YOUR INSTRUCTIONS
Without the pictures, output the records below word for word.

+++++

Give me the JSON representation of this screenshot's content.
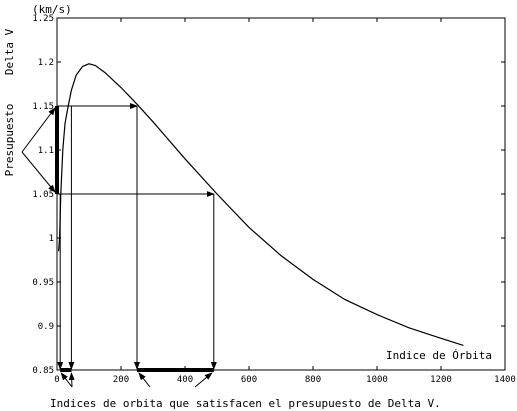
{
  "chart_data": {
    "type": "line",
    "title": "",
    "ylabel": "Delta V",
    "yunit": "(km/s)",
    "xlabel": "Indice de Órbita",
    "budget_label": "Presupuesto",
    "caption": "Indices de orbita que satisfacen el presupuesto de Delta V.",
    "xlim": [
      0,
      1400
    ],
    "ylim": [
      0.85,
      1.25
    ],
    "x_ticks": [
      0,
      200,
      400,
      600,
      800,
      1000,
      1200,
      1400
    ],
    "y_ticks": [
      0.85,
      0.9,
      0.95,
      1,
      1.05,
      1.1,
      1.15,
      1.2,
      1.25
    ],
    "x_tick_labels": [
      "0",
      "200",
      "400",
      "600",
      "800",
      "1000",
      "1200",
      "1400"
    ],
    "y_tick_labels": [
      "0.85",
      "0.9",
      "0.95",
      "1",
      "1.05",
      "1.1",
      "1.15",
      "1.2",
      "1.25"
    ],
    "grid": false,
    "budget_range": [
      1.05,
      1.15
    ],
    "satisfying_x_ranges": [
      [
        10,
        45
      ],
      [
        250,
        490
      ]
    ],
    "series": [
      {
        "x": [
          5,
          8,
          12,
          18,
          25,
          35,
          45,
          60,
          80,
          100,
          120,
          150,
          200,
          250,
          300,
          400,
          500,
          600,
          700,
          800,
          900,
          1000,
          1100,
          1200,
          1270
        ],
        "values": [
          0.985,
          1.0,
          1.05,
          1.1,
          1.13,
          1.15,
          1.168,
          1.185,
          1.195,
          1.198,
          1.196,
          1.188,
          1.171,
          1.152,
          1.132,
          1.09,
          1.05,
          1.012,
          0.98,
          0.953,
          0.93,
          0.913,
          0.898,
          0.886,
          0.878
        ]
      }
    ]
  }
}
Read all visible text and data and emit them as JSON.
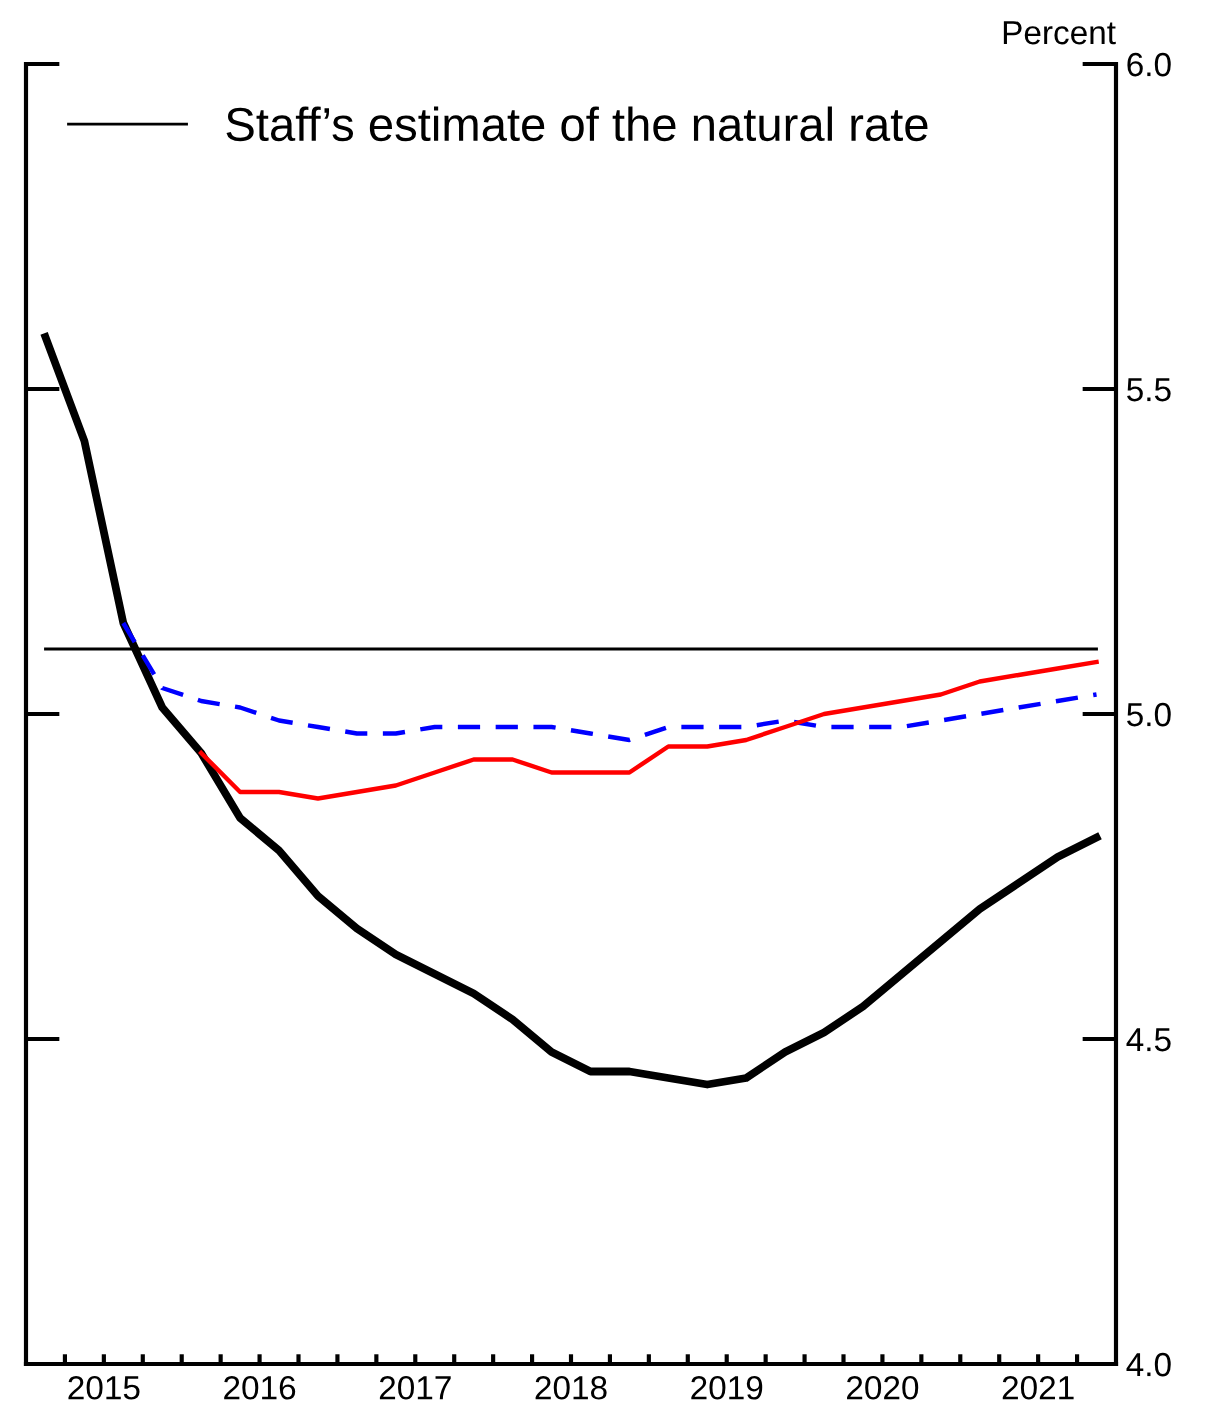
{
  "chart_data": {
    "type": "line",
    "ylabel": "Percent",
    "legend": "top left",
    "grid": false,
    "marker": "none",
    "xlim": [
      2015,
      2022
    ],
    "ylim": [
      4.0,
      6.0
    ],
    "xticks": [
      {
        "value": 2015.25,
        "label": null
      },
      {
        "value": 2015.5,
        "label": "2015"
      },
      {
        "value": 2015.75,
        "label": null
      },
      {
        "value": 2016,
        "label": null
      },
      {
        "value": 2016.25,
        "label": null
      },
      {
        "value": 2016.5,
        "label": "2016"
      },
      {
        "value": 2016.75,
        "label": null
      },
      {
        "value": 2017,
        "label": null
      },
      {
        "value": 2017.25,
        "label": null
      },
      {
        "value": 2017.5,
        "label": "2017"
      },
      {
        "value": 2017.75,
        "label": null
      },
      {
        "value": 2018,
        "label": null
      },
      {
        "value": 2018.25,
        "label": null
      },
      {
        "value": 2018.5,
        "label": "2018"
      },
      {
        "value": 2018.75,
        "label": null
      },
      {
        "value": 2019,
        "label": null
      },
      {
        "value": 2019.25,
        "label": null
      },
      {
        "value": 2019.5,
        "label": "2019"
      },
      {
        "value": 2019.75,
        "label": null
      },
      {
        "value": 2020,
        "label": null
      },
      {
        "value": 2020.25,
        "label": null
      },
      {
        "value": 2020.5,
        "label": "2020"
      },
      {
        "value": 2020.75,
        "label": null
      },
      {
        "value": 2021,
        "label": null
      },
      {
        "value": 2021.25,
        "label": null
      },
      {
        "value": 2021.5,
        "label": "2021"
      },
      {
        "value": 2021.75,
        "label": null
      }
    ],
    "yticks": [
      {
        "value": 4.0,
        "label": "4.0"
      },
      {
        "value": 4.5,
        "label": "4.5"
      },
      {
        "value": 5.0,
        "label": "5.0"
      },
      {
        "value": 5.5,
        "label": "5.5"
      },
      {
        "value": 6.0,
        "label": "6.0"
      }
    ],
    "series": [
      {
        "name": "Staff’s estimate of the natural rate",
        "color": "#000000",
        "line_style": "solid",
        "x": [
          2015.125,
          2021.875
        ],
        "values": [
          5.1,
          5.1
        ]
      },
      {
        "color": "#0000ff",
        "line_style": "dashed",
        "x": [
          2015.625,
          2015.875,
          2016.125,
          2016.375,
          2016.625,
          2016.875,
          2017.125,
          2017.375,
          2017.625,
          2017.875,
          2018.125,
          2018.375,
          2018.625,
          2018.875,
          2019.125,
          2019.375,
          2019.625,
          2019.875,
          2020.125,
          2020.375,
          2020.625,
          2020.875,
          2021.125,
          2021.375,
          2021.625,
          2021.875
        ],
        "values": [
          5.14,
          5.04,
          5.02,
          5.01,
          4.99,
          4.98,
          4.97,
          4.97,
          4.98,
          4.98,
          4.98,
          4.98,
          4.97,
          4.96,
          4.98,
          4.98,
          4.98,
          4.99,
          4.98,
          4.98,
          4.98,
          4.99,
          5.0,
          5.01,
          5.02,
          5.03
        ]
      },
      {
        "color": "#ff0000",
        "line_style": "solid",
        "x": [
          2016.125,
          2016.375,
          2016.625,
          2016.875,
          2017.125,
          2017.375,
          2017.625,
          2017.875,
          2018.125,
          2018.375,
          2018.625,
          2018.875,
          2019.125,
          2019.375,
          2019.625,
          2019.875,
          2020.125,
          2020.375,
          2020.625,
          2020.875,
          2021.125,
          2021.375,
          2021.625,
          2021.875
        ],
        "values": [
          4.94,
          4.88,
          4.88,
          4.87,
          4.88,
          4.89,
          4.91,
          4.93,
          4.93,
          4.91,
          4.91,
          4.91,
          4.95,
          4.95,
          4.96,
          4.98,
          5.0,
          5.01,
          5.02,
          5.03,
          5.05,
          5.06,
          5.07,
          5.08
        ]
      },
      {
        "color": "#000000",
        "line_style": "solid",
        "x": [
          2015.125,
          2015.375,
          2015.625,
          2015.875,
          2016.125,
          2016.375,
          2016.625,
          2016.875,
          2017.125,
          2017.375,
          2017.625,
          2017.875,
          2018.125,
          2018.375,
          2018.625,
          2018.875,
          2019.125,
          2019.375,
          2019.625,
          2019.875,
          2020.125,
          2020.375,
          2020.625,
          2020.875,
          2021.125,
          2021.375,
          2021.625,
          2021.875
        ],
        "values": [
          5.58,
          5.42,
          5.14,
          5.01,
          4.94,
          4.84,
          4.79,
          4.72,
          4.67,
          4.63,
          4.6,
          4.57,
          4.53,
          4.48,
          4.45,
          4.45,
          4.44,
          4.43,
          4.44,
          4.48,
          4.51,
          4.55,
          4.6,
          4.65,
          4.7,
          4.74,
          4.78,
          4.81
        ]
      }
    ]
  }
}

+++++

THE OUTPUT
Give me the JSON representation of this screenshot's content.
{
  "chart_data": {
    "type": "line",
    "title": "",
    "ylabel": "Delta V",
    "yunit": "(km/s)",
    "xlabel": "Indice de Órbita",
    "budget_label": "Presupuesto",
    "caption": "Indices de orbita que satisfacen el presupuesto de Delta V.",
    "xlim": [
      0,
      1400
    ],
    "ylim": [
      0.85,
      1.25
    ],
    "x_ticks": [
      0,
      200,
      400,
      600,
      800,
      1000,
      1200,
      1400
    ],
    "y_ticks": [
      0.85,
      0.9,
      0.95,
      1,
      1.05,
      1.1,
      1.15,
      1.2,
      1.25
    ],
    "x_tick_labels": [
      "0",
      "200",
      "400",
      "600",
      "800",
      "1000",
      "1200",
      "1400"
    ],
    "y_tick_labels": [
      "0.85",
      "0.9",
      "0.95",
      "1",
      "1.05",
      "1.1",
      "1.15",
      "1.2",
      "1.25"
    ],
    "grid": false,
    "budget_range": [
      1.05,
      1.15
    ],
    "satisfying_x_ranges": [
      [
        10,
        45
      ],
      [
        250,
        490
      ]
    ],
    "series": [
      {
        "x": [
          5,
          8,
          12,
          18,
          25,
          35,
          45,
          60,
          80,
          100,
          120,
          150,
          200,
          250,
          300,
          400,
          500,
          600,
          700,
          800,
          900,
          1000,
          1100,
          1200,
          1270
        ],
        "values": [
          0.985,
          1.0,
          1.05,
          1.1,
          1.13,
          1.15,
          1.168,
          1.185,
          1.195,
          1.198,
          1.196,
          1.188,
          1.171,
          1.152,
          1.132,
          1.09,
          1.05,
          1.012,
          0.98,
          0.953,
          0.93,
          0.913,
          0.898,
          0.886,
          0.878
        ]
      }
    ]
  }
}
Read all visible text and data and emit them as JSON.
{
  "chart_data": {
    "type": "line",
    "ylabel": "Percent",
    "legend": "top left",
    "grid": false,
    "marker": "none",
    "xlim": [
      2015,
      2022
    ],
    "ylim": [
      4.0,
      6.0
    ],
    "xticks": [
      {
        "value": 2015.25,
        "label": null
      },
      {
        "value": 2015.5,
        "label": "2015"
      },
      {
        "value": 2015.75,
        "label": null
      },
      {
        "value": 2016,
        "label": null
      },
      {
        "value": 2016.25,
        "label": null
      },
      {
        "value": 2016.5,
        "label": "2016"
      },
      {
        "value": 2016.75,
        "label": null
      },
      {
        "value": 2017,
        "label": null
      },
      {
        "value": 2017.25,
        "label": null
      },
      {
        "value": 2017.5,
        "label": "2017"
      },
      {
        "value": 2017.75,
        "label": null
      },
      {
        "value": 2018,
        "label": null
      },
      {
        "value": 2018.25,
        "label": null
      },
      {
        "value": 2018.5,
        "label": "2018"
      },
      {
        "value": 2018.75,
        "label": null
      },
      {
        "value": 2019,
        "label": null
      },
      {
        "value": 2019.25,
        "label": null
      },
      {
        "value": 2019.5,
        "label": "2019"
      },
      {
        "value": 2019.75,
        "label": null
      },
      {
        "value": 2020,
        "label": null
      },
      {
        "value": 2020.25,
        "label": null
      },
      {
        "value": 2020.5,
        "label": "2020"
      },
      {
        "value": 2020.75,
        "label": null
      },
      {
        "value": 2021,
        "label": null
      },
      {
        "value": 2021.25,
        "label": null
      },
      {
        "value": 2021.5,
        "label": "2021"
      },
      {
        "value": 2021.75,
        "label": null
      }
    ],
    "yticks": [
      {
        "value": 4.0,
        "label": "4.0"
      },
      {
        "value": 4.5,
        "label": "4.5"
      },
      {
        "value": 5.0,
        "label": "5.0"
      },
      {
        "value": 5.5,
        "label": "5.5"
      },
      {
        "value": 6.0,
        "label": "6.0"
      }
    ],
    "series": [
      {
        "name": "Staff’s estimate of the natural rate",
        "color": "#000000",
        "line_style": "solid",
        "x": [
          2015.125,
          2021.875
        ],
        "values": [
          5.1,
          5.1
        ]
      },
      {
        "color": "#0000ff",
        "line_style": "dashed",
        "x": [
          2015.625,
          2015.875,
          2016.125,
          2016.375,
          2016.625,
          2016.875,
          2017.125,
          2017.375,
          2017.625,
          2017.875,
          2018.125,
          2018.375,
          2018.625,
          2018.875,
          2019.125,
          2019.375,
          2019.625,
          2019.875,
          2020.125,
          2020.375,
          2020.625,
          2020.875,
          2021.125,
          2021.375,
          2021.625,
          2021.875
        ],
        "values": [
          5.14,
          5.04,
          5.02,
          5.01,
          4.99,
          4.98,
          4.97,
          4.97,
          4.98,
          4.98,
          4.98,
          4.98,
          4.97,
          4.96,
          4.98,
          4.98,
          4.98,
          4.99,
          4.98,
          4.98,
          4.98,
          4.99,
          5.0,
          5.01,
          5.02,
          5.03
        ]
      },
      {
        "color": "#ff0000",
        "line_style": "solid",
        "x": [
          2016.125,
          2016.375,
          2016.625,
          2016.875,
          2017.125,
          2017.375,
          2017.625,
          2017.875,
          2018.125,
          2018.375,
          2018.625,
          2018.875,
          2019.125,
          2019.375,
          2019.625,
          2019.875,
          2020.125,
          2020.375,
          2020.625,
          2020.875,
          2021.125,
          2021.375,
          2021.625,
          2021.875
        ],
        "values": [
          4.94,
          4.88,
          4.88,
          4.87,
          4.88,
          4.89,
          4.91,
          4.93,
          4.93,
          4.91,
          4.91,
          4.91,
          4.95,
          4.95,
          4.96,
          4.98,
          5.0,
          5.01,
          5.02,
          5.03,
          5.05,
          5.06,
          5.07,
          5.08
        ]
      },
      {
        "color": "#000000",
        "line_style": "solid",
        "x": [
          2015.125,
          2015.375,
          2015.625,
          2015.875,
          2016.125,
          2016.375,
          2016.625,
          2016.875,
          2017.125,
          2017.375,
          2017.625,
          2017.875,
          2018.125,
          2018.375,
          2018.625,
          2018.875,
          2019.125,
          2019.375,
          2019.625,
          2019.875,
          2020.125,
          2020.375,
          2020.625,
          2020.875,
          2021.125,
          2021.375,
          2021.625,
          2021.875
        ],
        "values": [
          5.58,
          5.42,
          5.14,
          5.01,
          4.94,
          4.84,
          4.79,
          4.72,
          4.67,
          4.63,
          4.6,
          4.57,
          4.53,
          4.48,
          4.45,
          4.45,
          4.44,
          4.43,
          4.44,
          4.48,
          4.51,
          4.55,
          4.6,
          4.65,
          4.7,
          4.74,
          4.78,
          4.81
        ]
      }
    ]
  }
}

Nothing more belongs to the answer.